Task instructions: From the entries that follow, extract each line holding the string "Engineering".
## Begin Input records
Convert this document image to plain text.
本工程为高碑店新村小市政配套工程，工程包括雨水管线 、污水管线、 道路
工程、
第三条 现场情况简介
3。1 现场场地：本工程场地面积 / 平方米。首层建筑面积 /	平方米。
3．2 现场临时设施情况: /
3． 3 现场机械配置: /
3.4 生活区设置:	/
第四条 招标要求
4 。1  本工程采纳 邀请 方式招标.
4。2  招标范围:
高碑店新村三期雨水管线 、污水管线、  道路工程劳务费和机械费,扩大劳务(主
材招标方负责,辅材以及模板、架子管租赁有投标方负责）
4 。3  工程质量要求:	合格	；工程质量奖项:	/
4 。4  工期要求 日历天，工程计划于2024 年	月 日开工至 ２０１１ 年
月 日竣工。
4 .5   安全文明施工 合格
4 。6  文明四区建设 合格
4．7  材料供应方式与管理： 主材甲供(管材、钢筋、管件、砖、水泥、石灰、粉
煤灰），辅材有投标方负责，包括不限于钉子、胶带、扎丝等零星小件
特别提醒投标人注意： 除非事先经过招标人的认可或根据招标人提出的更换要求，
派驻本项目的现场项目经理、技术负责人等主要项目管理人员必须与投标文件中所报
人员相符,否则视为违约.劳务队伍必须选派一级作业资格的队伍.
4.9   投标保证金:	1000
## End Input records
## Begin Input records
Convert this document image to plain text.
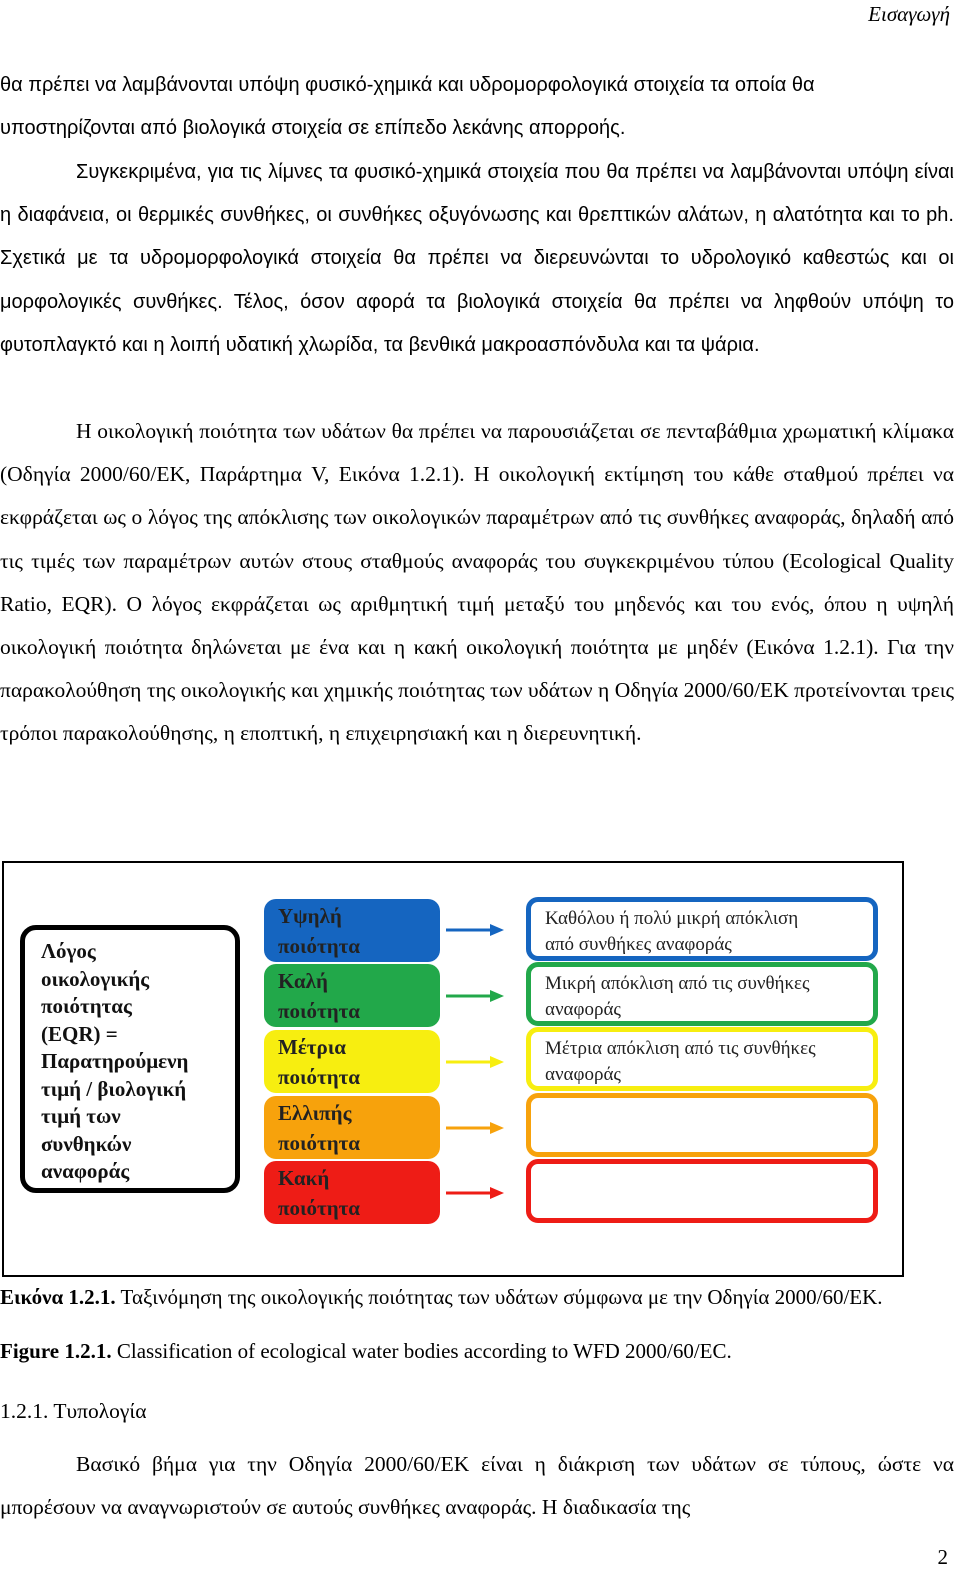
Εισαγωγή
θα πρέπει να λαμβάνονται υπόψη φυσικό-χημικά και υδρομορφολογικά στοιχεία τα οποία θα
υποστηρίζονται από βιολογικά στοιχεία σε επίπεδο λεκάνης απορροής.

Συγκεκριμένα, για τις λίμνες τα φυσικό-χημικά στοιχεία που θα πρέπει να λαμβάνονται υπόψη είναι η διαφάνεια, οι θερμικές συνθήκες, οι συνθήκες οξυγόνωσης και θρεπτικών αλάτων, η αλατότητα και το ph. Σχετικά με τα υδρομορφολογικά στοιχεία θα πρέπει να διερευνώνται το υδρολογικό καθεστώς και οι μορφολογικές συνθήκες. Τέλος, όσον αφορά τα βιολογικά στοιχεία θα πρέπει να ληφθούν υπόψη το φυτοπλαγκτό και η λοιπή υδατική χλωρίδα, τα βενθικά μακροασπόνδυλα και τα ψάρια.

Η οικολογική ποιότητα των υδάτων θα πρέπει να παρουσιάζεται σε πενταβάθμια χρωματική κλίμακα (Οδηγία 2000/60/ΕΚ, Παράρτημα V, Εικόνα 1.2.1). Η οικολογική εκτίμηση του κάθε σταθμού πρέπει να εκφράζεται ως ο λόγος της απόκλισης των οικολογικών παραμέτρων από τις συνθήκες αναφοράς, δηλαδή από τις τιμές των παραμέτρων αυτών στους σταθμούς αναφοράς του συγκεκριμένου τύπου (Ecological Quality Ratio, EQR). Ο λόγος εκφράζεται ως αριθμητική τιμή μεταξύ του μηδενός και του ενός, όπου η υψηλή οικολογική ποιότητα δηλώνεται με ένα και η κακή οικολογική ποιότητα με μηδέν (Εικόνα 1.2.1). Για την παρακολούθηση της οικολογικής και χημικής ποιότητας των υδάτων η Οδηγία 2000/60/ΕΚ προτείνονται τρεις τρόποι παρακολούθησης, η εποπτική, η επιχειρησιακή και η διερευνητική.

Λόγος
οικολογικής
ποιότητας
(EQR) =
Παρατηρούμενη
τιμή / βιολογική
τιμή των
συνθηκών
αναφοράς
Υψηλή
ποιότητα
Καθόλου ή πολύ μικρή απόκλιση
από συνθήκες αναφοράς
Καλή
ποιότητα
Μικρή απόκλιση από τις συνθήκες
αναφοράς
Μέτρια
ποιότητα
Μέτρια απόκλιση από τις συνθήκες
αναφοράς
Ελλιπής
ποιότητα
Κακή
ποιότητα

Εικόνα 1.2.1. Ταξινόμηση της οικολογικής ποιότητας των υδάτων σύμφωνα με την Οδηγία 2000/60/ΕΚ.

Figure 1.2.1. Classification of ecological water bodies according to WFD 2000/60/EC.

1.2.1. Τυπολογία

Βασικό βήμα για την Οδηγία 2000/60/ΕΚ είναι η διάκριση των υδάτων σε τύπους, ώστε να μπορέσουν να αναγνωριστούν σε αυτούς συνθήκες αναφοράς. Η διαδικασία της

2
## End Input records
## Begin Input records
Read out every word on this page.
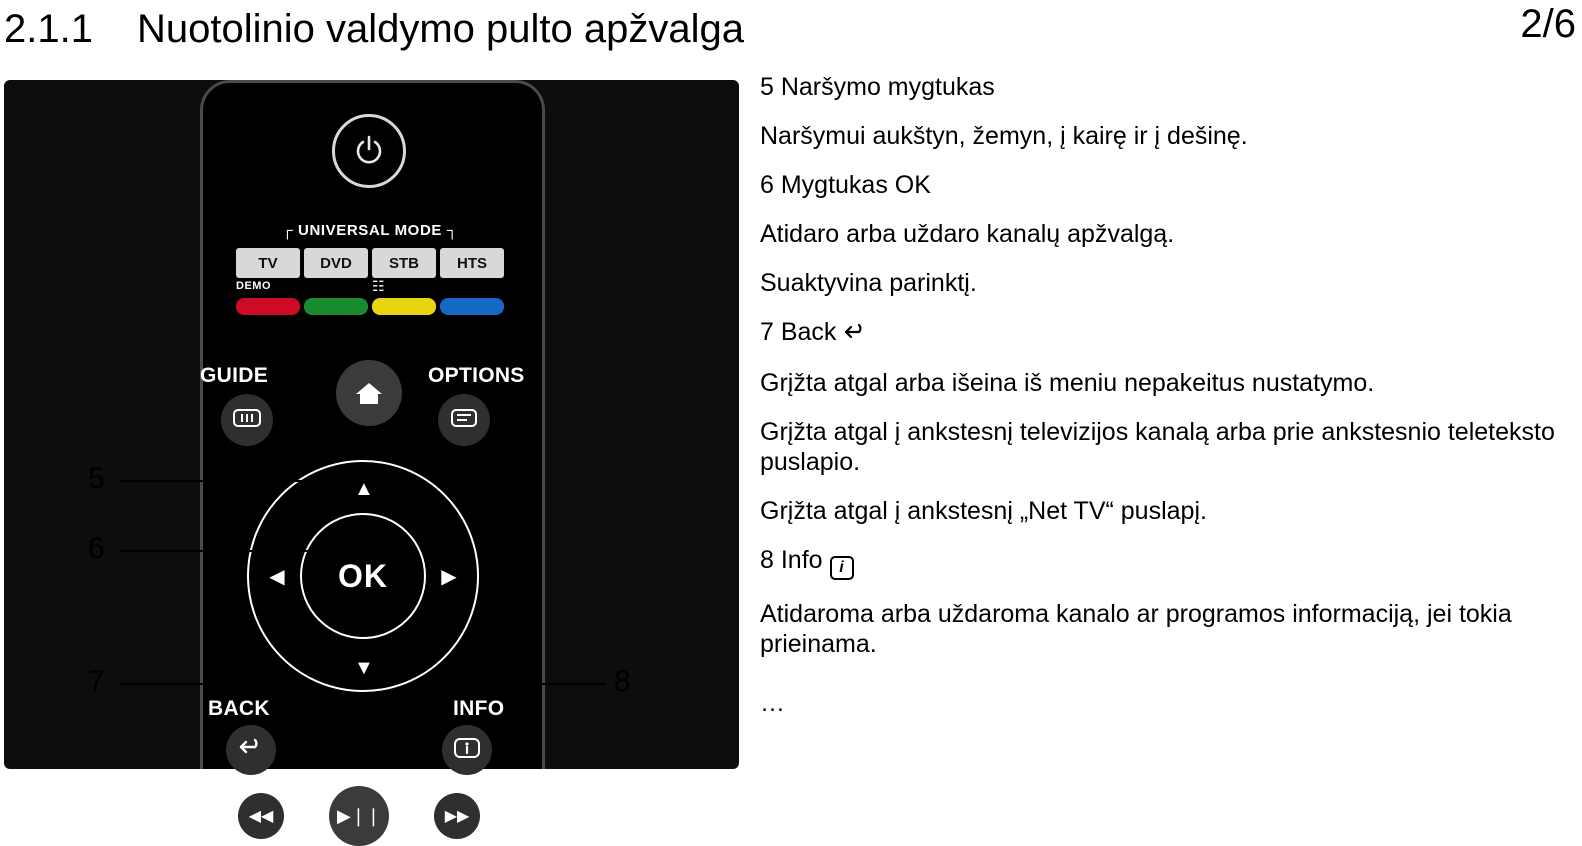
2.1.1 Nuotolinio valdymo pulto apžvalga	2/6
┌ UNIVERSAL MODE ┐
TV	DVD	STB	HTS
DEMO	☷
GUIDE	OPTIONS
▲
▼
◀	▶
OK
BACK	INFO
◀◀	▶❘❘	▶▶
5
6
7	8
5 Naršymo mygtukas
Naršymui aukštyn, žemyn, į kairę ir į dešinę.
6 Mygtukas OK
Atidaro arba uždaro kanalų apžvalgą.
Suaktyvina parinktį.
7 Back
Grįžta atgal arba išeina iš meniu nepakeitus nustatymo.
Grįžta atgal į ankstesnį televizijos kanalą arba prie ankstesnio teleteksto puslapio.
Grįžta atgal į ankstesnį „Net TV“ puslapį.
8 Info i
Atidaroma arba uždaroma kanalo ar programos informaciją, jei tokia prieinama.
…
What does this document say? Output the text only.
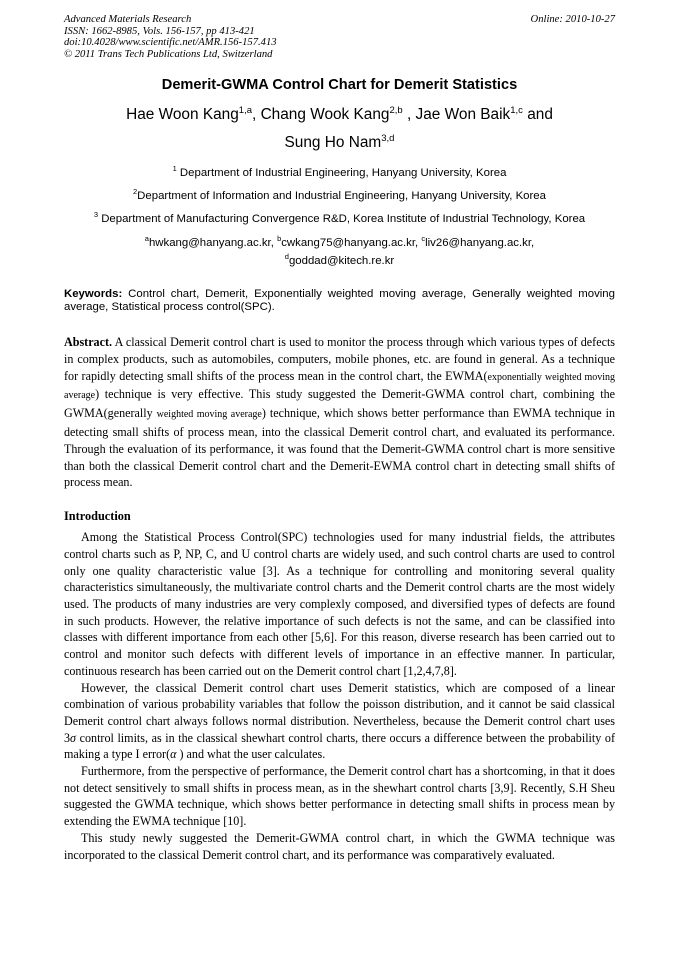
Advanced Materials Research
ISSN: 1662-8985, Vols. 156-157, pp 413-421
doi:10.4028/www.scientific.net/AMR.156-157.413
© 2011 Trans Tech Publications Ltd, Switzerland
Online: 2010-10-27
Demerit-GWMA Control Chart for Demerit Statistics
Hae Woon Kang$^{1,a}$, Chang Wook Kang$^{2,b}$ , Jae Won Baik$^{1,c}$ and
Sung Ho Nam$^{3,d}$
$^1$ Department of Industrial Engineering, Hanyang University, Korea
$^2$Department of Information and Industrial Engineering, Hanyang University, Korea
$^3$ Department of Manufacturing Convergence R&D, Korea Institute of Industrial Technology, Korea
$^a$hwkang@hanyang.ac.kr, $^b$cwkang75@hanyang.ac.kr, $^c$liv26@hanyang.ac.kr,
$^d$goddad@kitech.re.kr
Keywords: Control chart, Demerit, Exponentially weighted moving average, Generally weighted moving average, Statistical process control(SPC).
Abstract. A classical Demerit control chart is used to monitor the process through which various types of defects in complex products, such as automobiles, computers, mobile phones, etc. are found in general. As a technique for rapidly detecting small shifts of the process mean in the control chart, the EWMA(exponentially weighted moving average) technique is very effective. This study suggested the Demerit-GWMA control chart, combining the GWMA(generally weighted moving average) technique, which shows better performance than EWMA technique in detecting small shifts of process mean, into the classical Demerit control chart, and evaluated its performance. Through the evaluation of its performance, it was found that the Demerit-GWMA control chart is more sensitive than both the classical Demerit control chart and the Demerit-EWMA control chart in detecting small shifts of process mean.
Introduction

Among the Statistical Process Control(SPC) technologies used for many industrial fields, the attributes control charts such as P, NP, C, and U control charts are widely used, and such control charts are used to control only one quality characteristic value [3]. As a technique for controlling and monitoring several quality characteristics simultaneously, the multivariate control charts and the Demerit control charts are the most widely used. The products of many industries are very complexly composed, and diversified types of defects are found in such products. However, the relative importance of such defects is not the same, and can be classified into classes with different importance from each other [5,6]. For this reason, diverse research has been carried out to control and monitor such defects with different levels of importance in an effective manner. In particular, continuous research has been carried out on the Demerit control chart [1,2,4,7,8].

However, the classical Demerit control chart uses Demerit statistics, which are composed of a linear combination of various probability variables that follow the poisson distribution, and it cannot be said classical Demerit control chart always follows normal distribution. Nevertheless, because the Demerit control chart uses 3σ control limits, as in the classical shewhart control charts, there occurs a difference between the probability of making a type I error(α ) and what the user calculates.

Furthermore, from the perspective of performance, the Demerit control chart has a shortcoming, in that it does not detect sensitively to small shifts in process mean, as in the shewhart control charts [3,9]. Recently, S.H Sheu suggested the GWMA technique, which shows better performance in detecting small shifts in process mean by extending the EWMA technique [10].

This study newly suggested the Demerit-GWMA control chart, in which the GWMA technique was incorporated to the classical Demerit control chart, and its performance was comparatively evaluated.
## End Input records
Completed task:
$^1$ Department of Industrial Engineering, Hanyang University, Korea
$^2$Department of Information and Industrial Engineering, Hanyang University, Korea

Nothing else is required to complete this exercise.